Saved entries:
------------

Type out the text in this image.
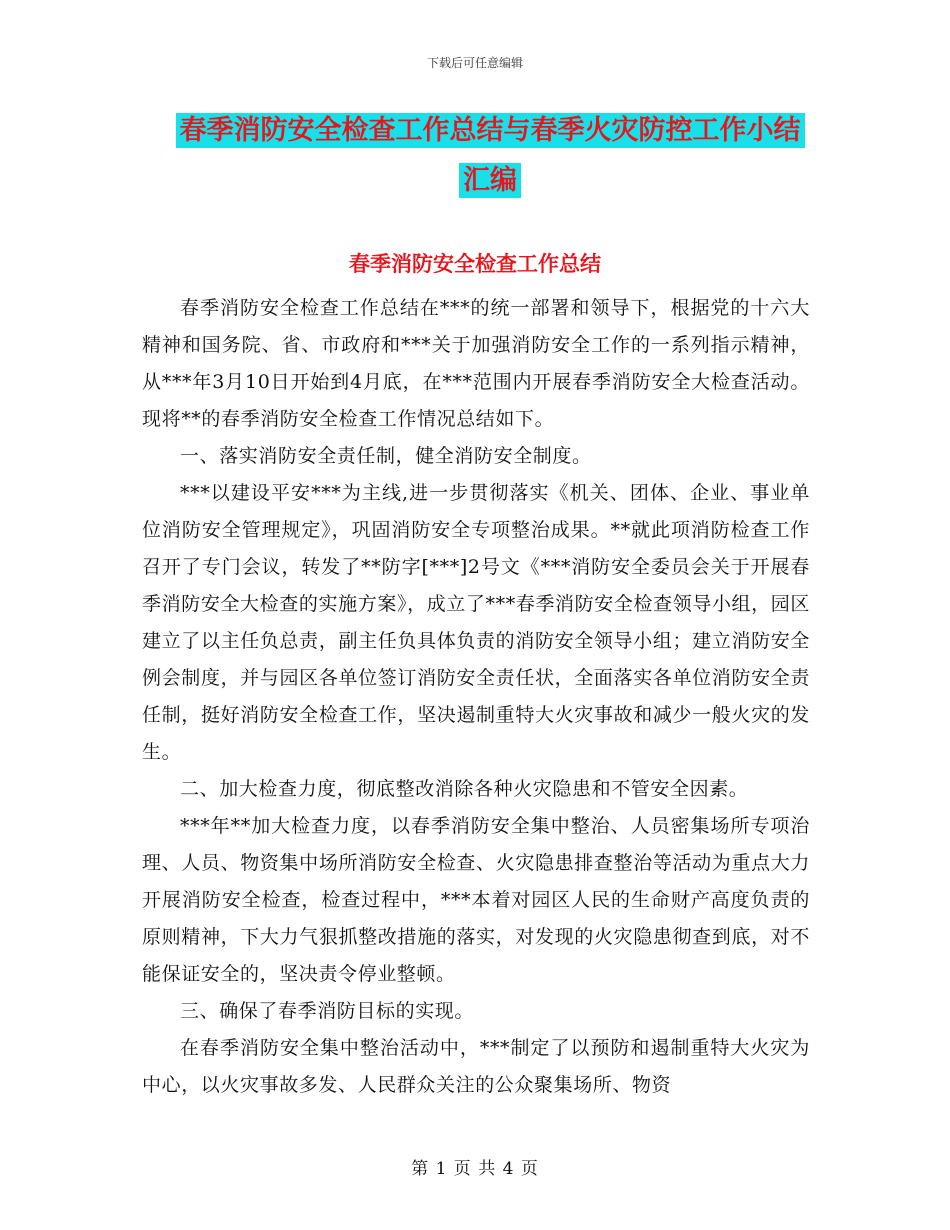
下载后可任意编辑
春季消防安全检查工作总结与春季火灾防控工作小结
汇编
春季消防安全检查工作总结

春季消防安全检查工作总结在***的统一部署和领导下，根据党的十六大精神和国务院、省、市政府和***关于加强消防安全工作的一系列指示精神，从***年3月10日开始到4月底，在***范围内开展春季消防安全大检查活动。现将**的春季消防安全检查工作情况总结如下。

一、落实消防安全责任制，健全消防安全制度。

***以建设平安***为主线,进一步贯彻落实《机关、团体、企业、事业单位消防安全管理规定》，巩固消防安全专项整治成果。**就此项消防检查工作召开了专门会议，转发了**防字[***]2号文《***消防安全委员会关于开展春季消防安全大检查的实施方案》，成立了***春季消防安全检查领导小组，园区建立了以主任负总责，副主任负具体负责的消防安全领导小组；建立消防安全例会制度，并与园区各单位签订消防安全责任状，全面落实各单位消防安全责任制，挺好消防安全检查工作，坚决遏制重特大火灾事故和减少一般火灾的发生。

二、加大检查力度，彻底整改消除各种火灾隐患和不管安全因素。

***年**加大检查力度，以春季消防安全集中整治、人员密集场所专项治理、人员、物资集中场所消防安全检查、火灾隐患排查整治等活动为重点大力开展消防安全检查，检查过程中，***本着对园区人民的生命财产高度负责的原则精神，下大力气狠抓整改措施的落实，对发现的火灾隐患彻查到底，对不能保证安全的，坚决责令停业整顿。

三、确保了春季消防目标的实现。

在春季消防安全集中整治活动中，***制定了以预防和遏制重特大火灾为中心，以火灾事故多发、人民群众关注的公众聚集场所、物资

第 1 页 共 4 页
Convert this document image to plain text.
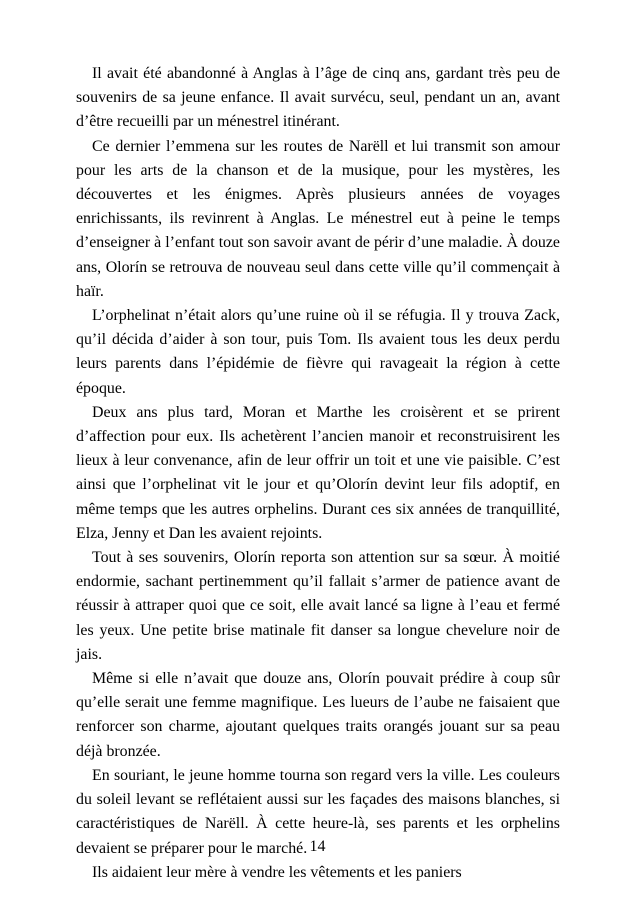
Il avait été abandonné à Anglas à l’âge de cinq ans, gardant très peu de souvenirs de sa jeune enfance. Il avait survécu, seul, pendant un an, avant d’être recueilli par un ménestrel itinérant.

Ce dernier l’emmena sur les routes de Narëll et lui transmit son amour pour les arts de la chanson et de la musique, pour les mystères, les découvertes et les énigmes. Après plusieurs années de voyages enrichissants, ils revinrent à Anglas. Le ménestrel eut à peine le temps d’enseigner à l’enfant tout son savoir avant de périr d’une maladie. À douze ans, Olorín se retrouva de nouveau seul dans cette ville qu’il commençait à haïr.

L’orphelinat n’était alors qu’une ruine où il se réfugia. Il y trouva Zack, qu’il décida d’aider à son tour, puis Tom. Ils avaient tous les deux perdu leurs parents dans l’épidémie de fièvre qui ravageait la région à cette époque.

Deux ans plus tard, Moran et Marthe les croisèrent et se prirent d’affection pour eux. Ils achetèrent l’ancien manoir et reconstruisirent les lieux à leur convenance, afin de leur offrir un toit et une vie paisible. C’est ainsi que l’orphelinat vit le jour et qu’Olorín devint leur fils adoptif, en même temps que les autres orphelins. Durant ces six années de tranquillité, Elza, Jenny et Dan les avaient rejoints.

Tout à ses souvenirs, Olorín reporta son attention sur sa sœur. À moitié endormie, sachant pertinemment qu’il fallait s’armer de patience avant de réussir à attraper quoi que ce soit, elle avait lancé sa ligne à l’eau et fermé les yeux. Une petite brise matinale fit danser sa longue chevelure noir de jais.

Même si elle n’avait que douze ans, Olorín pouvait prédire à coup sûr qu’elle serait une femme magnifique. Les lueurs de l’aube ne faisaient que renforcer son charme, ajoutant quelques traits orangés jouant sur sa peau déjà bronzée.

En souriant, le jeune homme tourna son regard vers la ville. Les couleurs du soleil levant se reflétaient aussi sur les façades des maisons blanches, si caractéristiques de Narëll. À cette heure-là, ses parents et les orphelins devaient se préparer pour le marché.

Ils aidaient leur mère à vendre les vêtements et les paniers

14
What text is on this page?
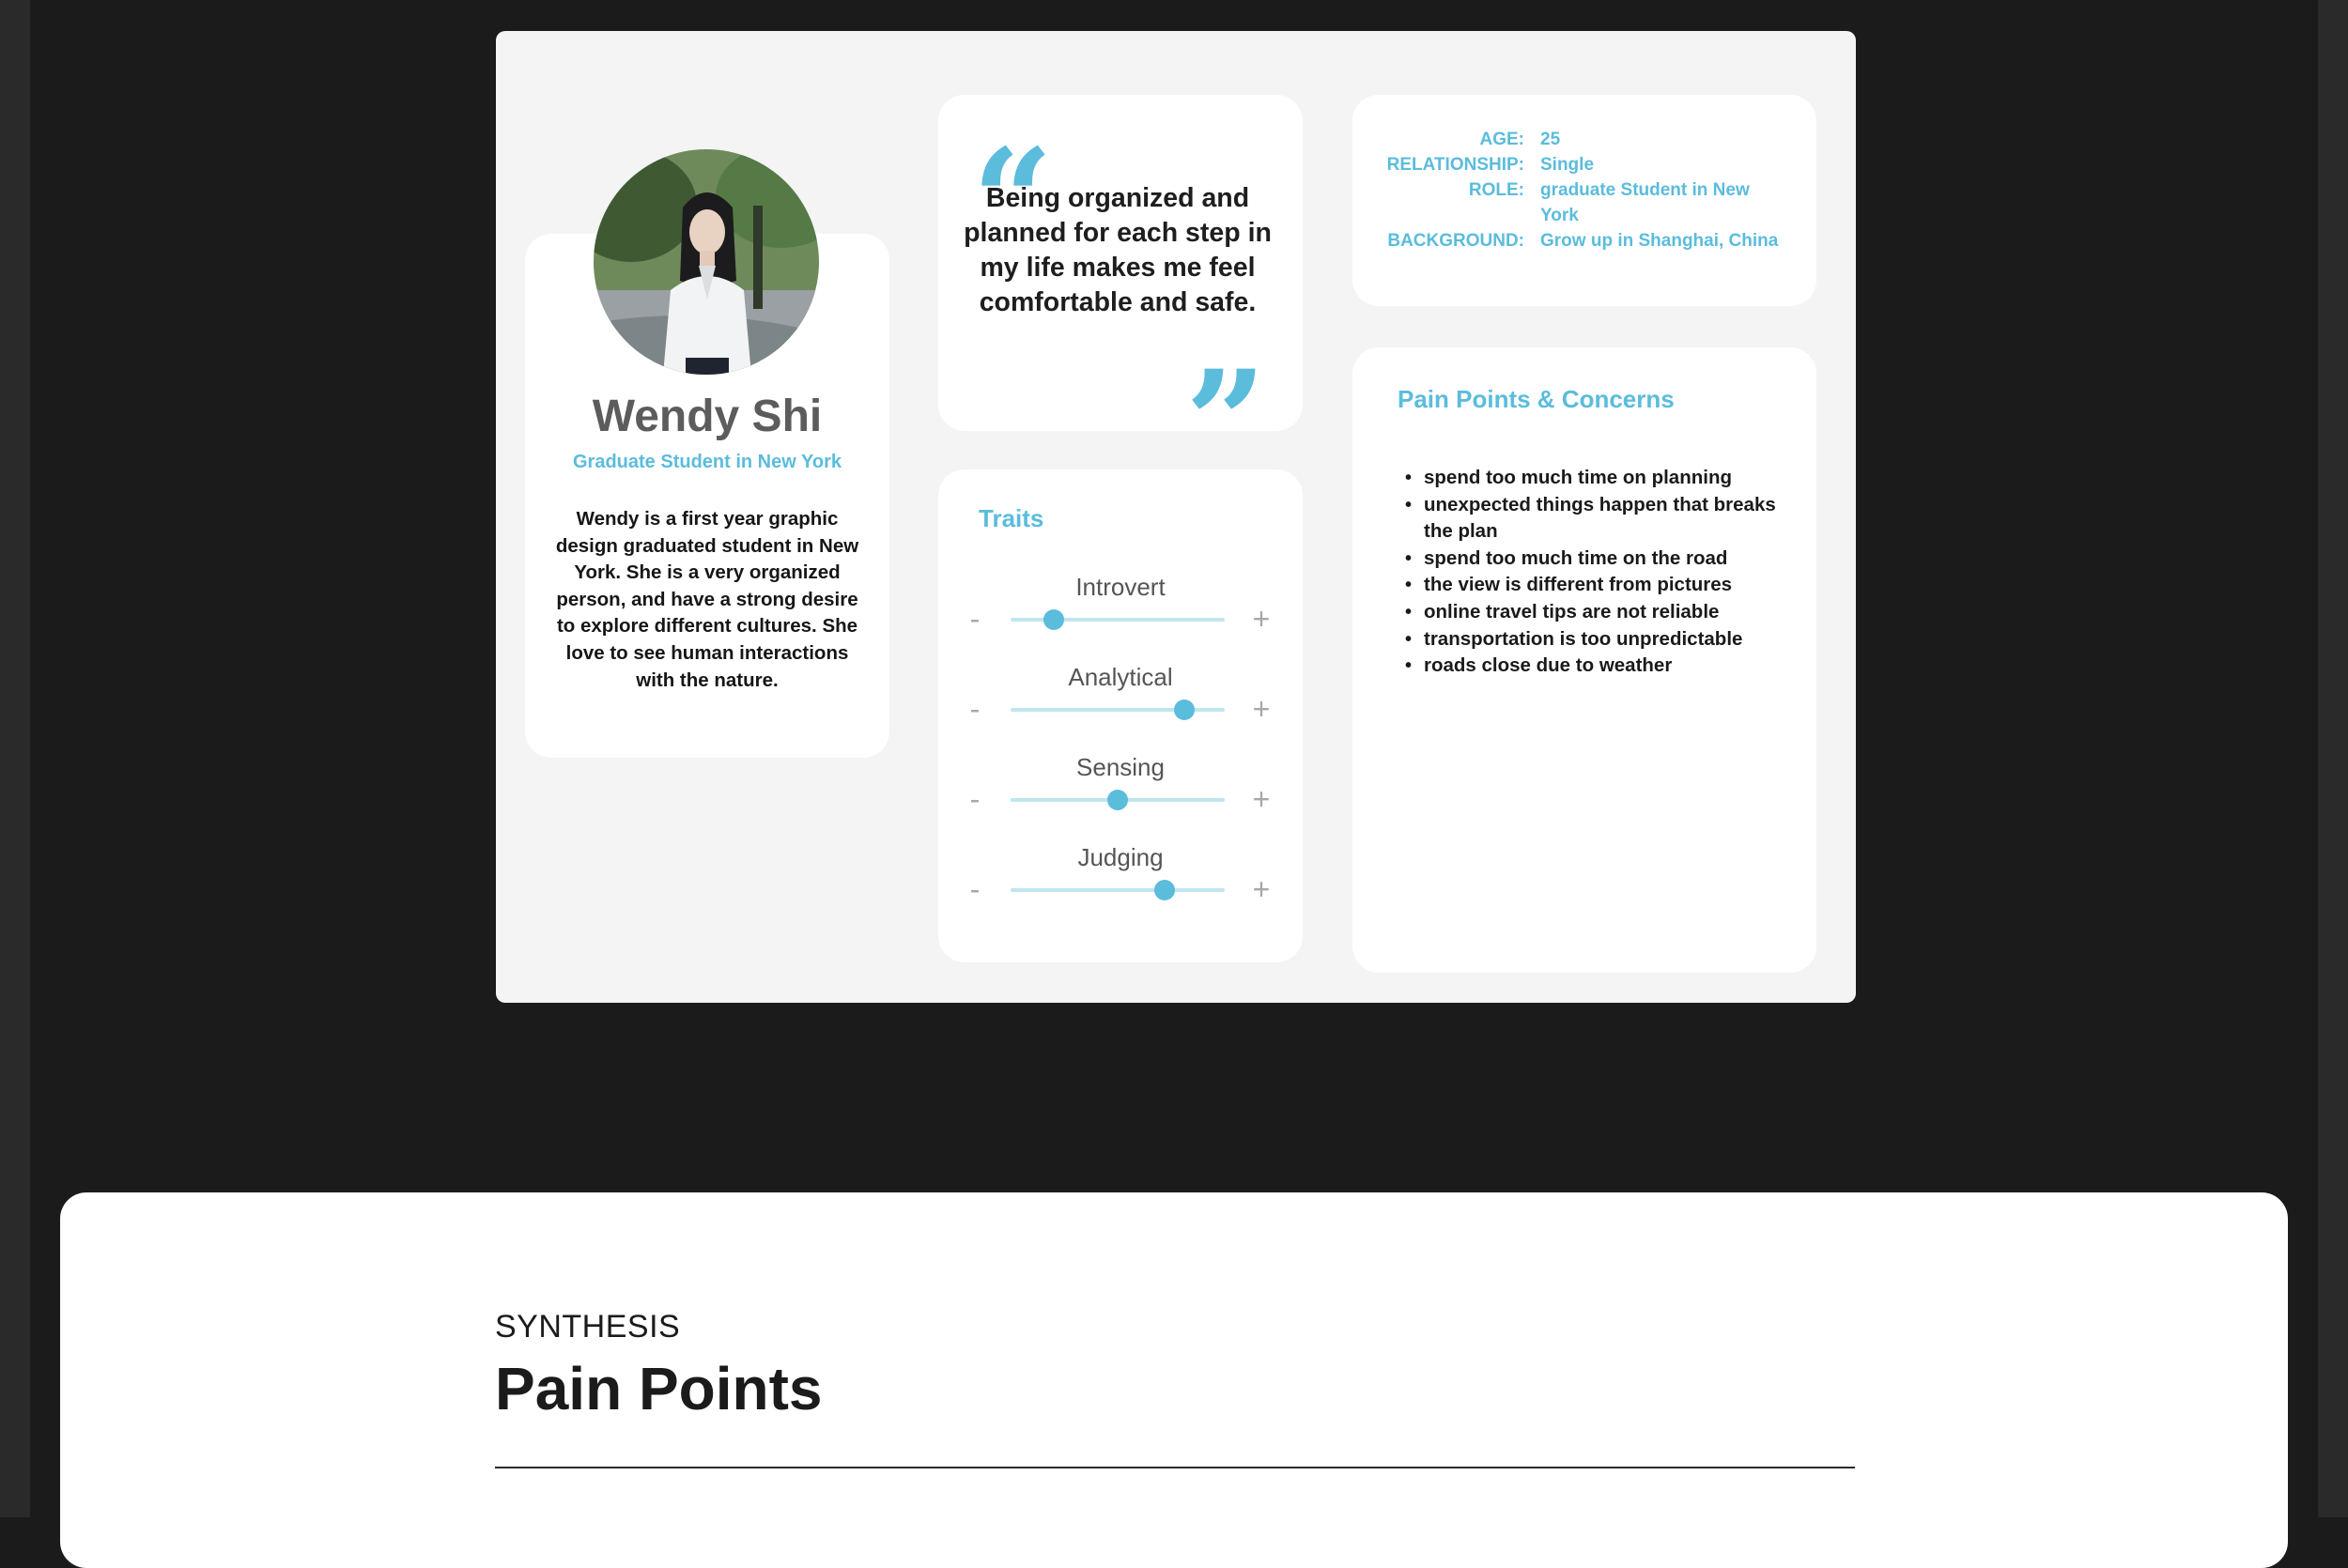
Wendy Shi
Graduate Student in New York
Wendy is a first year graphic design graduated student in New York. She is a very organized person, and have a strong desire to explore different cultures. She love to see human interactions with the nature.
“
Being organized and planned for each step in my life makes me feel comfortable and safe.
”
AGE: 25
RELATIONSHIP: Single
ROLE: graduate Student in New York
BACKGROUND: Grow up in Shanghai, China
Traits
Introvert
-	+
Analytical
-	+
Sensing
-	+
Judging
-	+
Pain Points & Concerns
• spend too much time on planning
• unexpected things happen that breaks the plan
• spend too much time on the road
• the view is different from pictures
• online travel tips are not reliable
• transportation is too unpredictable
• roads close due to weather
SYNTHESIS
Pain Points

------------

Search the lines for the string "different" and copy every line that has it.

» **RESPONSE**:
Wendy is a first year graphic design graduated student in New York. She is a very organized person, and have a strong desire to explore different cultures. She love to see human interactions with the nature.
• the view is different from pictures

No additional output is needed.